» **Stated goal**:
Pick out each line below containing "화면에서".

········

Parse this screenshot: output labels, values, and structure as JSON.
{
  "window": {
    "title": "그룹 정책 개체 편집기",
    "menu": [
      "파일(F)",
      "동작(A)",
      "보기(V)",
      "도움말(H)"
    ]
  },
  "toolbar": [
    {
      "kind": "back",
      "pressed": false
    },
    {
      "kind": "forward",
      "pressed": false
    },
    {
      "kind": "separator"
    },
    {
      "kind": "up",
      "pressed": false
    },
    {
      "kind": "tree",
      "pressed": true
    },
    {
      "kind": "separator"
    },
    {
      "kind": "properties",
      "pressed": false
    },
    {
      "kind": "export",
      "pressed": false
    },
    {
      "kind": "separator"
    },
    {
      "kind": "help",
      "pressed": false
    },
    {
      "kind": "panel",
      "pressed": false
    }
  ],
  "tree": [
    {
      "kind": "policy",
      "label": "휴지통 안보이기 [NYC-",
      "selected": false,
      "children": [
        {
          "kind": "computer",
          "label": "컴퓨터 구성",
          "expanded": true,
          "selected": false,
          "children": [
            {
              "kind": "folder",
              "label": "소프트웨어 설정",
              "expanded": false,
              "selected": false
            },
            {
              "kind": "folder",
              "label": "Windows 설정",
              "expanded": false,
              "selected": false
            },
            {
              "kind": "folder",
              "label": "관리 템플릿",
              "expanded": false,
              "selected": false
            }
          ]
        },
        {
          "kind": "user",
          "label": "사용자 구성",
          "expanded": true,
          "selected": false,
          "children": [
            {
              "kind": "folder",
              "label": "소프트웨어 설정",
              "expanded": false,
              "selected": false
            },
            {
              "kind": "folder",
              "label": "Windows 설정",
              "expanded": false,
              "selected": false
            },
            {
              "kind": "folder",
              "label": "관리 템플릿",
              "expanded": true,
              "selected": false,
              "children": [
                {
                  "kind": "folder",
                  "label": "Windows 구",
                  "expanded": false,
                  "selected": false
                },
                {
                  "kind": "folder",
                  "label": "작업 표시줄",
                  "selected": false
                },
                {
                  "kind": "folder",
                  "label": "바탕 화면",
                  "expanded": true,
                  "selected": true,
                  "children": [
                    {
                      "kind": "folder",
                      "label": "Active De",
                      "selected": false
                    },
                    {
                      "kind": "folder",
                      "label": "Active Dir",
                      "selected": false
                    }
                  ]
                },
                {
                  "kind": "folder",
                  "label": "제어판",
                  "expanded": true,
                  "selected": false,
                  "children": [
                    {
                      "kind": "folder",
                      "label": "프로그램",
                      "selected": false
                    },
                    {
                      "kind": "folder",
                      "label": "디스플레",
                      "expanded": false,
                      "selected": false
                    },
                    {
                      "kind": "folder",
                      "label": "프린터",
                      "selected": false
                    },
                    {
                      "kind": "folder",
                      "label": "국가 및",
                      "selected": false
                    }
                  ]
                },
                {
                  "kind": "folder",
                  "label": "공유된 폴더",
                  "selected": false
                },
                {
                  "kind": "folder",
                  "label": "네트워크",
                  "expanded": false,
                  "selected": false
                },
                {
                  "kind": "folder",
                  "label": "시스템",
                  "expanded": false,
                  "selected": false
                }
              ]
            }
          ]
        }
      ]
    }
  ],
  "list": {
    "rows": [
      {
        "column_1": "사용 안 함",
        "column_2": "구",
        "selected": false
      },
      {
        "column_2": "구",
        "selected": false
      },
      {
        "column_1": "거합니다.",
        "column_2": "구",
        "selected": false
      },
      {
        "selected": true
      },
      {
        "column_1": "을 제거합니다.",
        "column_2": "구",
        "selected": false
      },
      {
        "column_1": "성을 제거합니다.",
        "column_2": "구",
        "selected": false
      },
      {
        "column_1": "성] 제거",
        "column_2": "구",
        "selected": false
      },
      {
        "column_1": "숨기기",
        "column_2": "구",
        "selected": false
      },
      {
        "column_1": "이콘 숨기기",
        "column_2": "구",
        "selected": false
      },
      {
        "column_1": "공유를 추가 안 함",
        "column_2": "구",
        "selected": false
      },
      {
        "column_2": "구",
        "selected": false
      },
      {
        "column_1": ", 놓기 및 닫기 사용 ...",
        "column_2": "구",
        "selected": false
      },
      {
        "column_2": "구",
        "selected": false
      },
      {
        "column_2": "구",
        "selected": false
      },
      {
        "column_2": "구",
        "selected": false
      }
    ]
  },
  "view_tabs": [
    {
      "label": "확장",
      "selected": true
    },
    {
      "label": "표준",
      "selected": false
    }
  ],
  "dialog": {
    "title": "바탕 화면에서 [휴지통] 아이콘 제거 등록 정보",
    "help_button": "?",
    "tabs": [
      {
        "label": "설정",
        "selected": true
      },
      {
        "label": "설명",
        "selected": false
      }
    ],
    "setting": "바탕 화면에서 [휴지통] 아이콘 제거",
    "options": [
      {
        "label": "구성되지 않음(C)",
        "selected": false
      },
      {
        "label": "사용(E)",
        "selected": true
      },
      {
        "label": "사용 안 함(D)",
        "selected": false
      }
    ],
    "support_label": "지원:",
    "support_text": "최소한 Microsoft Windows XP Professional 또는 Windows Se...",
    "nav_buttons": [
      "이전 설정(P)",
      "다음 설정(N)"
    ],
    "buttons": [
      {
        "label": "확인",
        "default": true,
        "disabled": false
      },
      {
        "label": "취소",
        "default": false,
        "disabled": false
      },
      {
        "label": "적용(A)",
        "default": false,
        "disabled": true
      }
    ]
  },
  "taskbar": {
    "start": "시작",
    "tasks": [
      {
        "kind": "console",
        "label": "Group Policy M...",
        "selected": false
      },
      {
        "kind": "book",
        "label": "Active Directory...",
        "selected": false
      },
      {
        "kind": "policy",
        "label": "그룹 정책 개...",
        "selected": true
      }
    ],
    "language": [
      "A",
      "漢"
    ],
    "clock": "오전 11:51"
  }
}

········

» **Result of this task**:
    "title": "바탕 화면에서 [휴지통] 아이콘 제거 등록 정보",
    "setting": "바탕 화면에서 [휴지통] 아이콘 제거",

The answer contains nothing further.